- Exercise instructions -
Locate each line below that includes "فريغ" and reproduce it.

- Data entries -
========
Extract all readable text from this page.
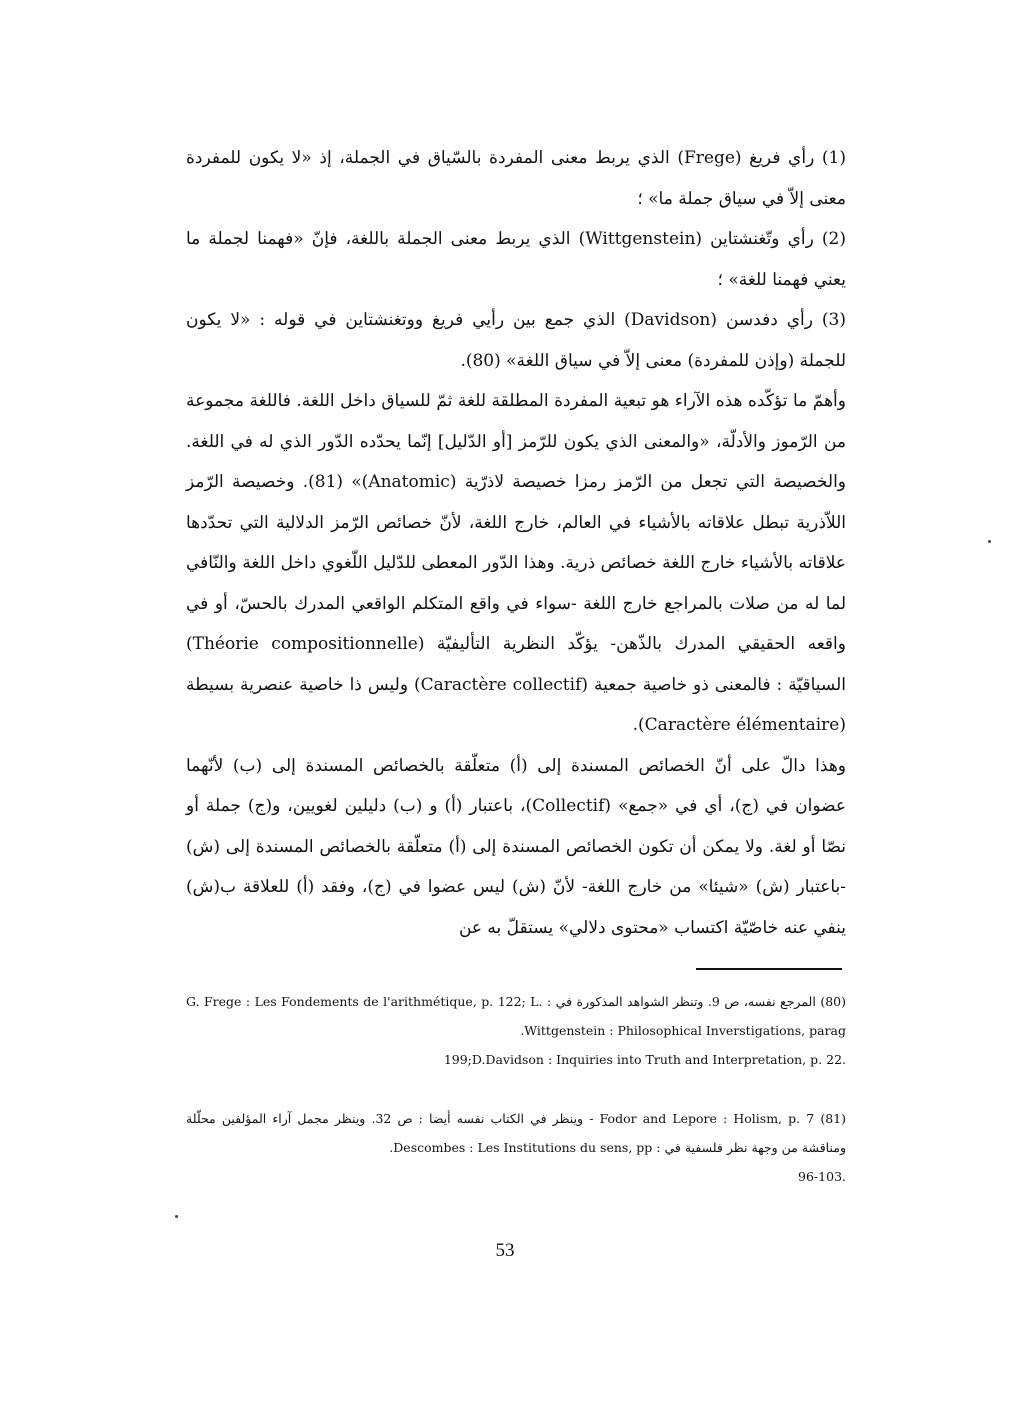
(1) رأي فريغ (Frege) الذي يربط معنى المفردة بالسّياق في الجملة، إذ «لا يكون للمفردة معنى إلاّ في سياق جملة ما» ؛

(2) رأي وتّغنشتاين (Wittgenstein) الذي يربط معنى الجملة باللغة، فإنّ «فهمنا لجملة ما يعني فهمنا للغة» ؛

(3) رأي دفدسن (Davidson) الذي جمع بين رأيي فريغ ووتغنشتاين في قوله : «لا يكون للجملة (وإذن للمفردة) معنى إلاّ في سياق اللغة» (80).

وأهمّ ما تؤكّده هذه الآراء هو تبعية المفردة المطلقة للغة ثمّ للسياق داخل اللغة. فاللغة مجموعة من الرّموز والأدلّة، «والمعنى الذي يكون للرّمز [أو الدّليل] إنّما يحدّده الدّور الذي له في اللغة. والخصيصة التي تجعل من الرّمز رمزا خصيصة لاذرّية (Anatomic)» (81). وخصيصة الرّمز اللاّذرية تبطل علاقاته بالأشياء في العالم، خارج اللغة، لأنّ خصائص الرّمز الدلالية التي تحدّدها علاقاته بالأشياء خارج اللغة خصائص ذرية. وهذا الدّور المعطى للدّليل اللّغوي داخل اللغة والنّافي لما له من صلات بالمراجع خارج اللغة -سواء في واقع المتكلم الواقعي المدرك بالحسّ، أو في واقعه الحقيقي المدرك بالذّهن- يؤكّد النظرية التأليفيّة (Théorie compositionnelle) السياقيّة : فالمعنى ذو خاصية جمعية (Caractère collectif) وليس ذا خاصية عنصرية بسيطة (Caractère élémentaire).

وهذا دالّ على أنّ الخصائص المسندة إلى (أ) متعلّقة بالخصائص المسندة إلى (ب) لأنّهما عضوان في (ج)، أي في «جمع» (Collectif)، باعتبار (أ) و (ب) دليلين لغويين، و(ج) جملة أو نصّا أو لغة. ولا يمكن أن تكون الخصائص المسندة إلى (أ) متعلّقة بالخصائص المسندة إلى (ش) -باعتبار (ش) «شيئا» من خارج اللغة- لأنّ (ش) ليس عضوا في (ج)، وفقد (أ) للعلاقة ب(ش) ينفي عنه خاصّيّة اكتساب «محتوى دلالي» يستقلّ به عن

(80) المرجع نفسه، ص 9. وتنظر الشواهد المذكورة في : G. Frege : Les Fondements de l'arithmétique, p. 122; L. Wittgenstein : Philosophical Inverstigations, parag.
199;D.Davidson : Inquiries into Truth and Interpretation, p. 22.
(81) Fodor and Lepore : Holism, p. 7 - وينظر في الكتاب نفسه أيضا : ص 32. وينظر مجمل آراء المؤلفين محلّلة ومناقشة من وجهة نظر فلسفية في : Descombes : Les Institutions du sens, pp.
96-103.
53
========
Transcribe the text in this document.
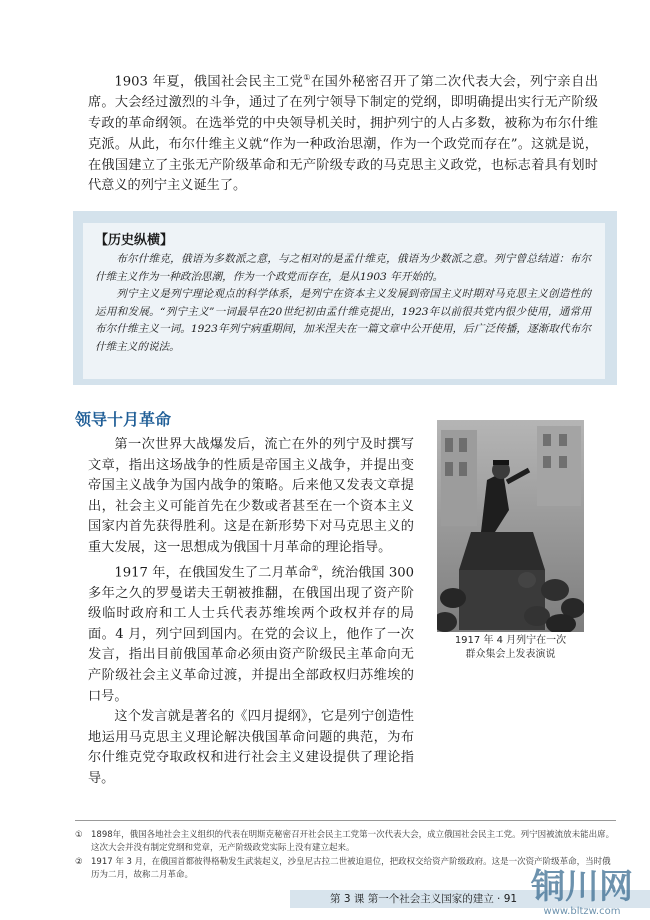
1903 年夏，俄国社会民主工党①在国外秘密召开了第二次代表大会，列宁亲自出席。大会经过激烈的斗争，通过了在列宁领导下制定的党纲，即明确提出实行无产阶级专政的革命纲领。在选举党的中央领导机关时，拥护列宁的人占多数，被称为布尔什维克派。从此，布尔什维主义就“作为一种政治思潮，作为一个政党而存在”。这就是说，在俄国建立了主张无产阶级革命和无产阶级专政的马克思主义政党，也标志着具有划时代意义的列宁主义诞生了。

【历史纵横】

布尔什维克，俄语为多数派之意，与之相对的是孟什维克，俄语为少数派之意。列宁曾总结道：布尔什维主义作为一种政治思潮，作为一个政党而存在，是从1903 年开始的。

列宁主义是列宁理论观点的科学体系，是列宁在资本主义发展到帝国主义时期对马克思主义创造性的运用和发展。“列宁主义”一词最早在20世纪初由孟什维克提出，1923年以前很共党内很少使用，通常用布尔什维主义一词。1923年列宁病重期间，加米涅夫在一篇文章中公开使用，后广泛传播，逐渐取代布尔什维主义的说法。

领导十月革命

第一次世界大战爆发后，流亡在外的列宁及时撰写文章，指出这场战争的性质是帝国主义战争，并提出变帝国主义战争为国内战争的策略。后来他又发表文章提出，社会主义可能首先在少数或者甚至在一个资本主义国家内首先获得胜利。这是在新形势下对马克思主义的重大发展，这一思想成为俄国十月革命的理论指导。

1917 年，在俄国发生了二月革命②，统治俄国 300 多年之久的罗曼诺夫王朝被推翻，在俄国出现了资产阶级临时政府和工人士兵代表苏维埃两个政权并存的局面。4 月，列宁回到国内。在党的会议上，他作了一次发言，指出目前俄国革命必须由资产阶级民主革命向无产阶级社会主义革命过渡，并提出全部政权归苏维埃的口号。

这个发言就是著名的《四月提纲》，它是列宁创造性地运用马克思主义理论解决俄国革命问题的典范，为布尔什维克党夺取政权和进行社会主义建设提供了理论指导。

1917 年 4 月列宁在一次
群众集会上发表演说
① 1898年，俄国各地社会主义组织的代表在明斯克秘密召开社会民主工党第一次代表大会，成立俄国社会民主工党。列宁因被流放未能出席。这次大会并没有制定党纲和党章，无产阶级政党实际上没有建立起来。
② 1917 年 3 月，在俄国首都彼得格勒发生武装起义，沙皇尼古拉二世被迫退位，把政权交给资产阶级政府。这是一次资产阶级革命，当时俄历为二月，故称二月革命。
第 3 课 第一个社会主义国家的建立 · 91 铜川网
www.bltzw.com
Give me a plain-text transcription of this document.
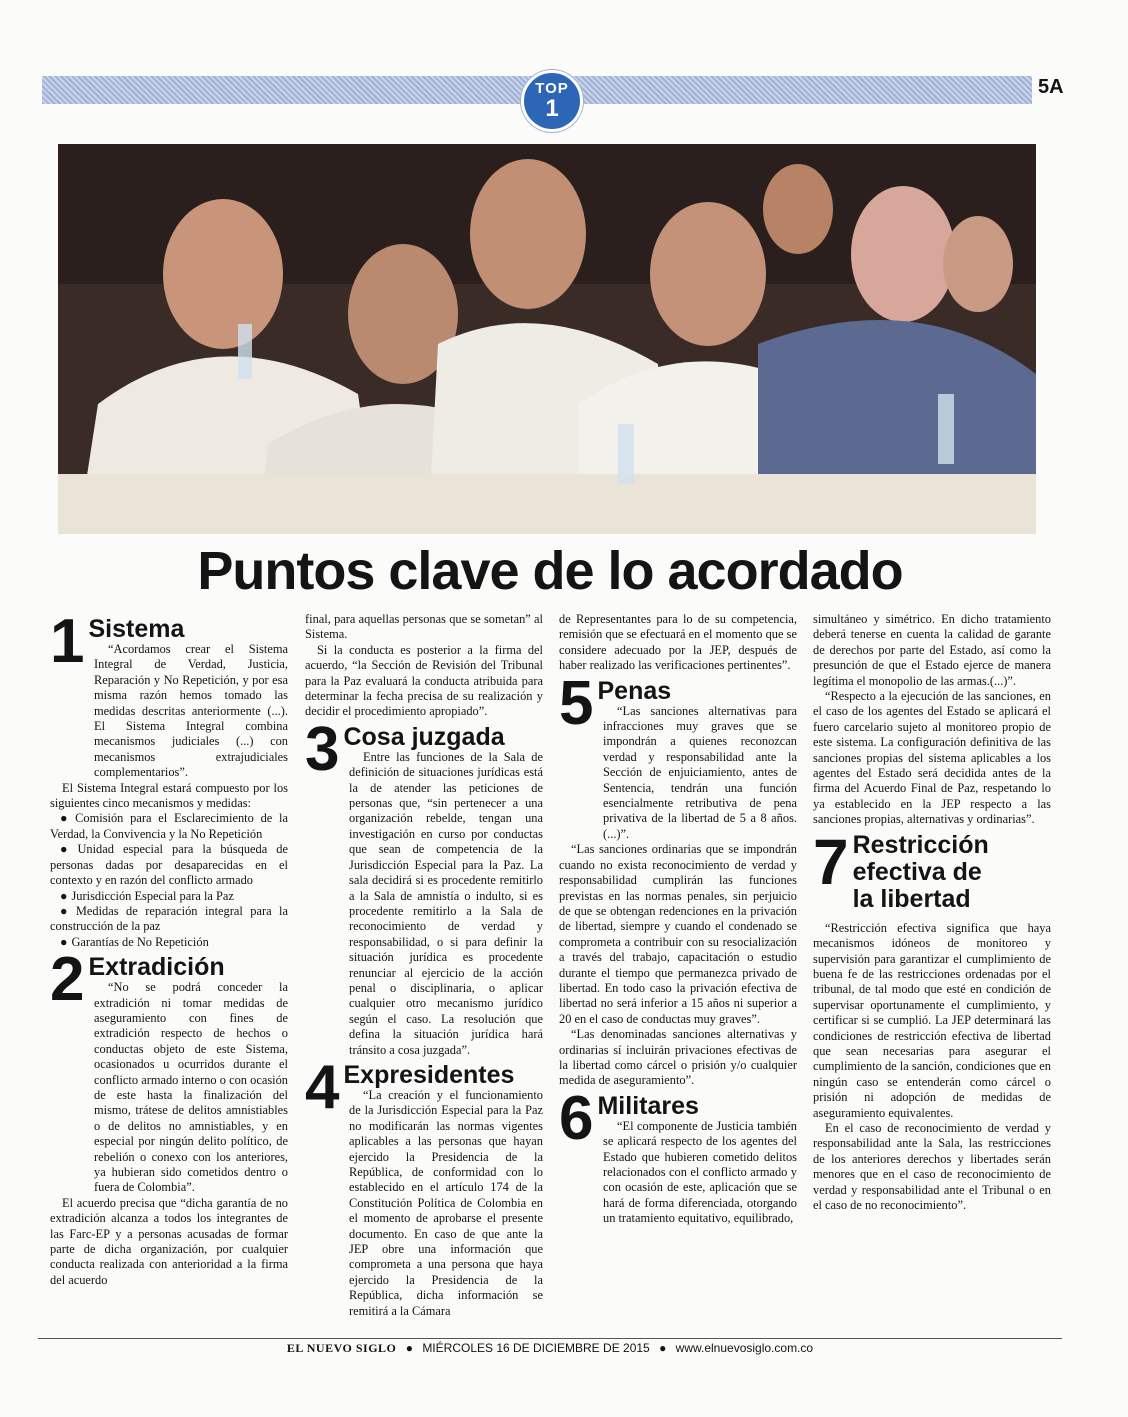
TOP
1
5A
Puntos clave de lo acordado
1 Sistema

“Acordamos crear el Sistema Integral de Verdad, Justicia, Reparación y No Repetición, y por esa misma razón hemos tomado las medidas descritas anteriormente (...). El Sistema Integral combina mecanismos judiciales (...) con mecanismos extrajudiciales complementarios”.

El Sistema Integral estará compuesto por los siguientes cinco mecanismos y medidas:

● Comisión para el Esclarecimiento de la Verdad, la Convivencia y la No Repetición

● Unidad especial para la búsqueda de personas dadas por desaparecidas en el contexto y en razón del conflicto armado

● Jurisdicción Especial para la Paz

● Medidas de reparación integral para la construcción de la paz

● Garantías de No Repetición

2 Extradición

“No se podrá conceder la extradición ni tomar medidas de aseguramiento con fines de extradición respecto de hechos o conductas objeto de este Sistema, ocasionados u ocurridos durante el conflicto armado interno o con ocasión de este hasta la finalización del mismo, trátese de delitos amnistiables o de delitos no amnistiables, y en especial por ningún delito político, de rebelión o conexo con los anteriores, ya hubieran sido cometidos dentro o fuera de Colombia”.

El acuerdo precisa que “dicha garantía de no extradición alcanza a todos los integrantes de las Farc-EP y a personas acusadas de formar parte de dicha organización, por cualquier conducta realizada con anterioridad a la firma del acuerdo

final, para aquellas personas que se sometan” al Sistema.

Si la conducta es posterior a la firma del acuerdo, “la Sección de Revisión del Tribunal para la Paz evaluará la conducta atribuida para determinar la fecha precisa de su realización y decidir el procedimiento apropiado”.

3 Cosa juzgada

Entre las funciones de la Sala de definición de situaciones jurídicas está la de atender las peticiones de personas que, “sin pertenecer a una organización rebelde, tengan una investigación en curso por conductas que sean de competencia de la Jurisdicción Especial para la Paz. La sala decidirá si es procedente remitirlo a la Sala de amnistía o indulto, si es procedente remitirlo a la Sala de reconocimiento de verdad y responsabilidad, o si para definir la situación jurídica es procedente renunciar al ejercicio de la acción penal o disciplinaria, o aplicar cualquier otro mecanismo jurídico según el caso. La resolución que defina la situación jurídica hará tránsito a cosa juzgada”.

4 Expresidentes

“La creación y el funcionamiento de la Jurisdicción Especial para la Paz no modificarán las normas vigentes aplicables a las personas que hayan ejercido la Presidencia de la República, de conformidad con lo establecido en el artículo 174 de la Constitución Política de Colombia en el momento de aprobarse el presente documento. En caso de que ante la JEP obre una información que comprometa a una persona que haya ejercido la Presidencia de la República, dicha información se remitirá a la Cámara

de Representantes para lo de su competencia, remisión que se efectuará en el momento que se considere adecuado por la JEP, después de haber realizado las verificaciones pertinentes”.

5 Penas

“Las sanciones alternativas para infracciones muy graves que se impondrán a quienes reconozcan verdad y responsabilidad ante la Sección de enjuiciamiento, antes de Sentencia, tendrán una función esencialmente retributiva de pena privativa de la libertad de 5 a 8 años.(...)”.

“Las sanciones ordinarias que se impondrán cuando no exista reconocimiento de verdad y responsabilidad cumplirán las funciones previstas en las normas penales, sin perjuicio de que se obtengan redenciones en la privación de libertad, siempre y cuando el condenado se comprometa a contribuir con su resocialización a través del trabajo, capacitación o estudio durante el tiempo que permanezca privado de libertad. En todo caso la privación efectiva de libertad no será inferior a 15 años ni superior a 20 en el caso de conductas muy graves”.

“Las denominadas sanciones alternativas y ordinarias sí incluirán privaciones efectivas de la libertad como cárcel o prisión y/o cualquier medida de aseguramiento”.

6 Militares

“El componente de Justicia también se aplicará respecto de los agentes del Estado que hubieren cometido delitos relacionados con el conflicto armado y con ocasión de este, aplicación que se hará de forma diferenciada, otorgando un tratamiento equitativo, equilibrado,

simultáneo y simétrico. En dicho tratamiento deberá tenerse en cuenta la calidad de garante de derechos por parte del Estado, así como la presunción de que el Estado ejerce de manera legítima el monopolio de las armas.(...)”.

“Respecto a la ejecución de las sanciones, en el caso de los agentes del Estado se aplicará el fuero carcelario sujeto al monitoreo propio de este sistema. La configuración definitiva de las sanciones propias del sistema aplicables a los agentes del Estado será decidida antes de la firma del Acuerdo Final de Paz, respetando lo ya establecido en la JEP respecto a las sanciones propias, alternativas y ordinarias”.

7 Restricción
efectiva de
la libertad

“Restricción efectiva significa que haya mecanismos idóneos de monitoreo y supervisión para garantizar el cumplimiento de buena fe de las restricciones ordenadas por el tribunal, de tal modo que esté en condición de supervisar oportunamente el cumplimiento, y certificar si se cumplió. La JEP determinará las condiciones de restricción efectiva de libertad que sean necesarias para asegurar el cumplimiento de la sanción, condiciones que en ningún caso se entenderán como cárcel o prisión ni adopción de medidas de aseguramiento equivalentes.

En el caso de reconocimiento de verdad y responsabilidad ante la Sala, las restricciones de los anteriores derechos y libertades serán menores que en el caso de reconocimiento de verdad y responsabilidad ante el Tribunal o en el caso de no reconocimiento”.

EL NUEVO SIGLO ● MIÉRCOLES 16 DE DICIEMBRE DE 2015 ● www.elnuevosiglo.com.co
========
- Written response -
(1) رأي فريغ (Frege) الذي يربط معنى المفردة بالسّياق في الجملة، إذ «لا يكون للمفردة معنى إلاّ في سياق جملة ما» ؛
(3) رأي دفدسن (Davidson) الذي جمع بين رأيي فريغ ووتغنشتاين في قوله : «لا يكون للجملة (وإذن للمفردة) معنى إلاّ في سياق اللغة» (80).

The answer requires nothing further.